* START Excerpted records *
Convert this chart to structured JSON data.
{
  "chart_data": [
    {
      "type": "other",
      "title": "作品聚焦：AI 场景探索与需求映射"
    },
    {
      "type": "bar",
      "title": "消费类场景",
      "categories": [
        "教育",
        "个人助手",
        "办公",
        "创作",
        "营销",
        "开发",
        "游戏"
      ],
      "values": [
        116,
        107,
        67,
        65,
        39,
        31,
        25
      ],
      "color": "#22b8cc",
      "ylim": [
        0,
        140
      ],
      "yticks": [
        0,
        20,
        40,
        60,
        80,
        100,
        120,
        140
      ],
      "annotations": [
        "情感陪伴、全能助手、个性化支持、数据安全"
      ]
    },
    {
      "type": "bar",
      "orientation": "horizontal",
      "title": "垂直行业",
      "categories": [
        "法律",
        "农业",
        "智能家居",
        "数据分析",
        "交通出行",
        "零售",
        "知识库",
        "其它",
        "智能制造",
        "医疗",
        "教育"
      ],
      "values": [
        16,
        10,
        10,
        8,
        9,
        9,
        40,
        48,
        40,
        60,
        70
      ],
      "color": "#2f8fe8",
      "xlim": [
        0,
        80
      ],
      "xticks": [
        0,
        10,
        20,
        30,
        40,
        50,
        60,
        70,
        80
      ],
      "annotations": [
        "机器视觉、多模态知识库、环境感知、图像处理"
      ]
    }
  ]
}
* END Excerpted records *
* START Excerpted records *
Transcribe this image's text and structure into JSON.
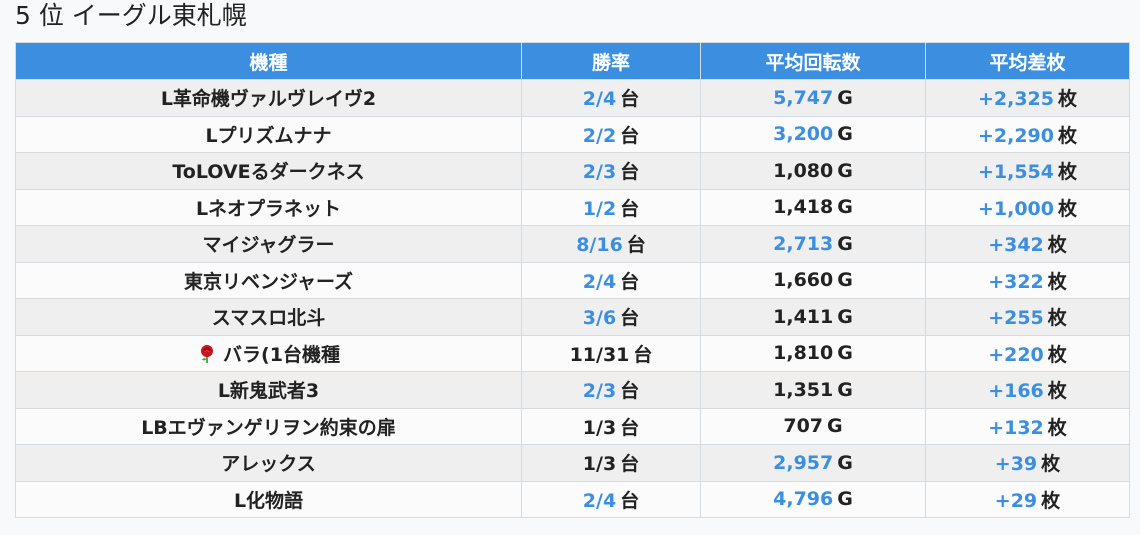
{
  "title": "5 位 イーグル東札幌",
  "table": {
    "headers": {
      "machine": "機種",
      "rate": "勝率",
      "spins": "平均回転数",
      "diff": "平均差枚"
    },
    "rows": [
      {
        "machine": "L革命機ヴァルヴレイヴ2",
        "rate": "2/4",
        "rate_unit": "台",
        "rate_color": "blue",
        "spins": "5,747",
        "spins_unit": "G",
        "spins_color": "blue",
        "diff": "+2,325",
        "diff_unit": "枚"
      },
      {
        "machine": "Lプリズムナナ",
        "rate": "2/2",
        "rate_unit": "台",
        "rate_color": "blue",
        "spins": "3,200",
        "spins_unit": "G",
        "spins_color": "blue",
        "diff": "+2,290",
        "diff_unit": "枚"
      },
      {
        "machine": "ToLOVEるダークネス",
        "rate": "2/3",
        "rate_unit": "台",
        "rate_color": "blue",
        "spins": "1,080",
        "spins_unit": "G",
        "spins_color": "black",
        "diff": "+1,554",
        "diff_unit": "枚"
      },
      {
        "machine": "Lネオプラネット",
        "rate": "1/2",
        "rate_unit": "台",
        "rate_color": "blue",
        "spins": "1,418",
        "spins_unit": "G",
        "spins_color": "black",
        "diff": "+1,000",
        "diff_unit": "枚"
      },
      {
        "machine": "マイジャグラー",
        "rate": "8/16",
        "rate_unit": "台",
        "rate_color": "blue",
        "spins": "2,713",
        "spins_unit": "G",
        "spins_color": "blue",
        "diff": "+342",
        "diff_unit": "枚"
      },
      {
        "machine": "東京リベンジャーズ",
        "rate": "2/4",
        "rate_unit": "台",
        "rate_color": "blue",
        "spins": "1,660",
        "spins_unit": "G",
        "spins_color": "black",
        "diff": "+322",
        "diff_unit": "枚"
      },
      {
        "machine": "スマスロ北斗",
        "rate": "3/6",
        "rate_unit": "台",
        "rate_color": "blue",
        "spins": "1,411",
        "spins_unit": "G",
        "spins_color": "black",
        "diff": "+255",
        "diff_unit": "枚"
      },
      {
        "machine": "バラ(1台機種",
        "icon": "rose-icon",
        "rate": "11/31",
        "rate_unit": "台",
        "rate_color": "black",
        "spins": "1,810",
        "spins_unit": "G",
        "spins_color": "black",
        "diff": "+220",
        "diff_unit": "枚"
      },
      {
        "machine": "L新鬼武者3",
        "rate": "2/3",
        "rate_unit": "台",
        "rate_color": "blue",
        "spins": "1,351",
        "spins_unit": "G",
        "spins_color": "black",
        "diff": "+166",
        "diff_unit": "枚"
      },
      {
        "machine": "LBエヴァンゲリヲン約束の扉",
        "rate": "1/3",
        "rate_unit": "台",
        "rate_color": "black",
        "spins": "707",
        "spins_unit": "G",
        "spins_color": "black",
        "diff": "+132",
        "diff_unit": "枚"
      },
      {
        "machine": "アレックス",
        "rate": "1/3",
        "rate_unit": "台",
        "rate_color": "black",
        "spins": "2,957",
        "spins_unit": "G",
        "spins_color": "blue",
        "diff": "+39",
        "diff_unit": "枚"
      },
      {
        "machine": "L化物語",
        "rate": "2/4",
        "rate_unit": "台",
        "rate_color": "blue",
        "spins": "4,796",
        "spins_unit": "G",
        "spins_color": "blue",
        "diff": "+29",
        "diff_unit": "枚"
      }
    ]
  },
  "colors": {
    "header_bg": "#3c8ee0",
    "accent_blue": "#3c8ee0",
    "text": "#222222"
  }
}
* END Excerpted records *
_What this task involves:_ Above are the records; copy every line in them that holds the word "JSON".

_Result:_
Convert this chart to structured JSON data.
Transcribe this image's text and structure into JSON.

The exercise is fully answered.